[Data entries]

┄┄┄┄┄┄

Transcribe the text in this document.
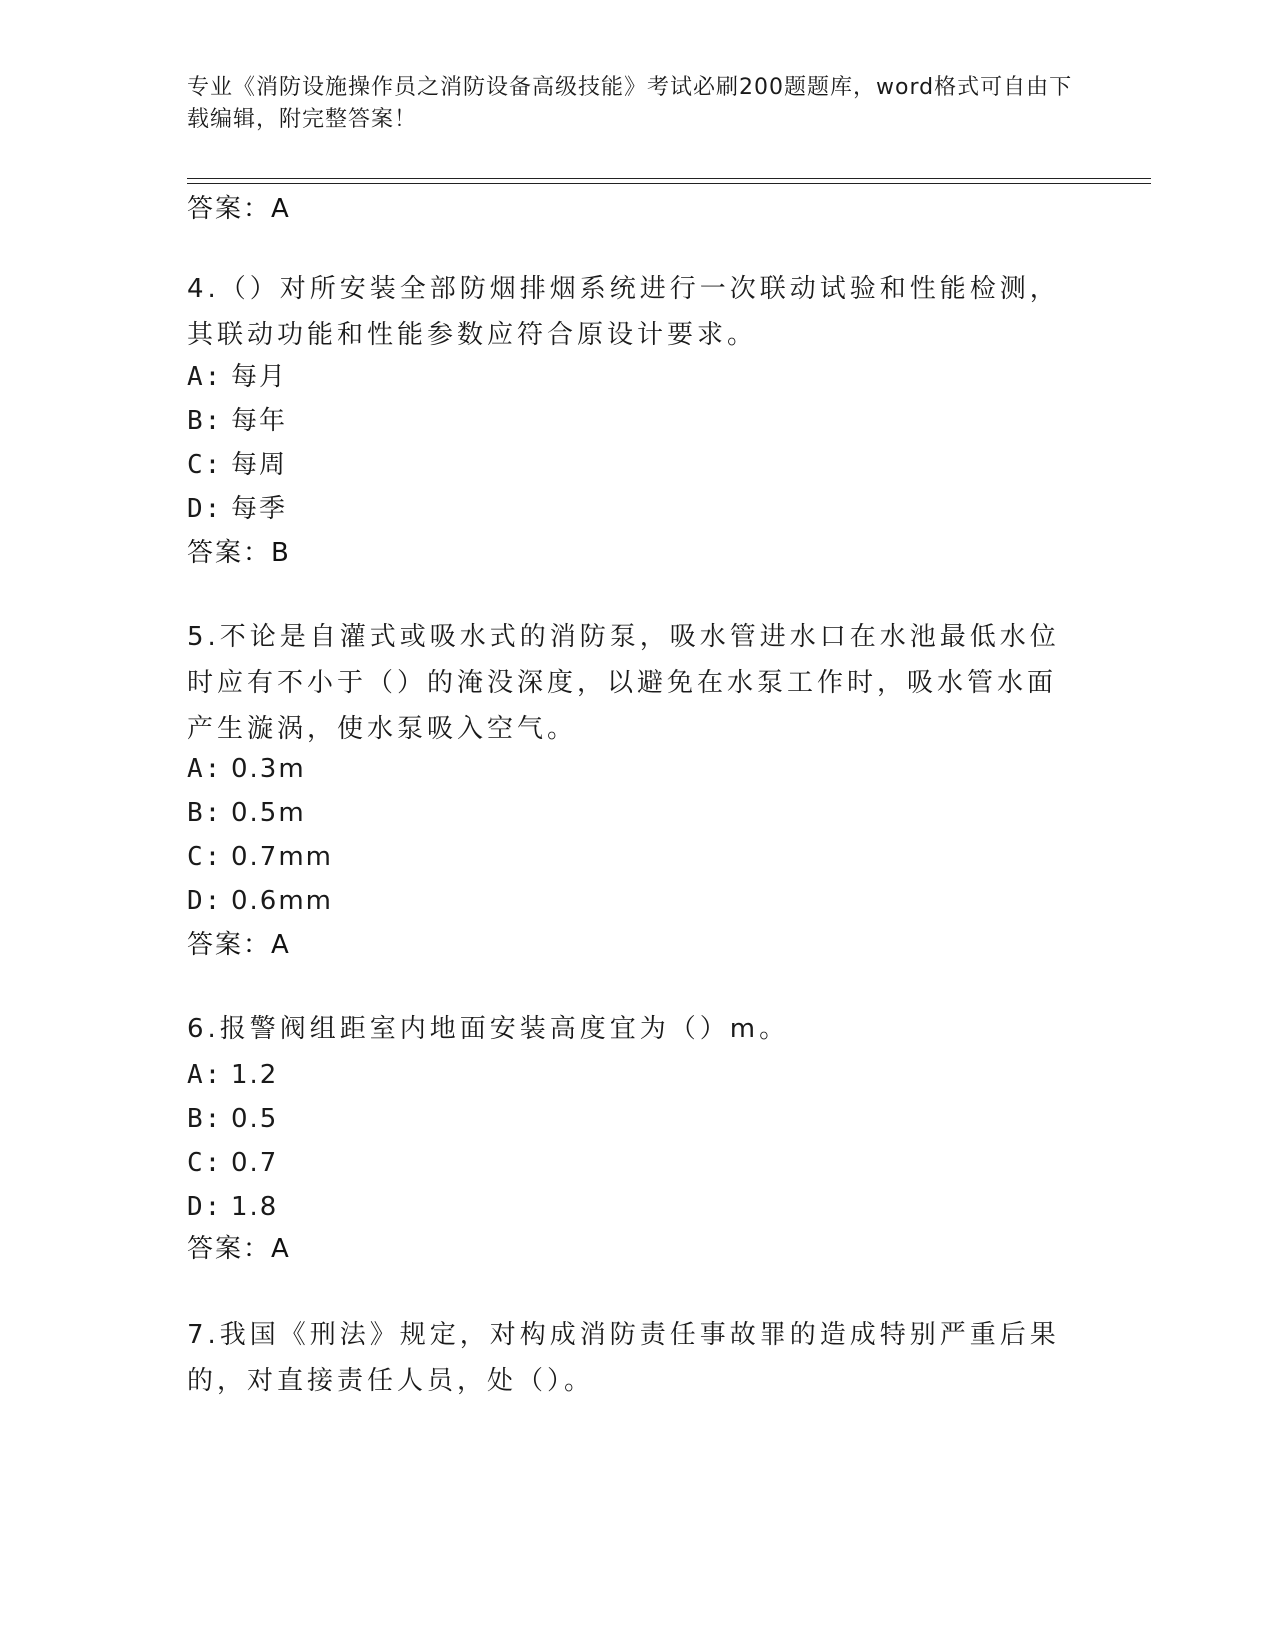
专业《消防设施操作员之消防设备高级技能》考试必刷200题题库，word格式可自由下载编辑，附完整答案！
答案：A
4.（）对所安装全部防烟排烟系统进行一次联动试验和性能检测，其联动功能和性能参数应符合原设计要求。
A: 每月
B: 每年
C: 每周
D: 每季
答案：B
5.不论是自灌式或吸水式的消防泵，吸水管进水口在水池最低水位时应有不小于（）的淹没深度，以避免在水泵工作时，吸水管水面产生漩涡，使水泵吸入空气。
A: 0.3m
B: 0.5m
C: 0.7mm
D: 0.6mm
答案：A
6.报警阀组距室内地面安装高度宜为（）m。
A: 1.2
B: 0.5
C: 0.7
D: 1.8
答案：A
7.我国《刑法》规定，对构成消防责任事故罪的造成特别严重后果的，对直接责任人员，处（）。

┄┄┄┄┄┄

- Requirement -
Give the material again exactly as it is, but keep the pictures out.

- Task answer -
Transcribe the text in this document.
专业《消防设施操作员之消防设备高级技能》考试必刷200题题库，word格式可自由下载编辑，附完整答案！
答案：A
4.（）对所安装全部防烟排烟系统进行一次联动试验和性能检测，其联动功能和性能参数应符合原设计要求。
A: 每月
B: 每年
C: 每周
D: 每季
答案：B
5.不论是自灌式或吸水式的消防泵，吸水管进水口在水池最低水位时应有不小于（）的淹没深度，以避免在水泵工作时，吸水管水面产生漩涡，使水泵吸入空气。
A: 0.3m
B: 0.5m
C: 0.7mm
D: 0.6mm
答案：A
6.报警阀组距室内地面安装高度宜为（）m。
A: 1.2
B: 0.5
C: 0.7
D: 1.8
答案：A
7.我国《刑法》规定，对构成消防责任事故罪的造成特别严重后果的，对直接责任人员，处（）。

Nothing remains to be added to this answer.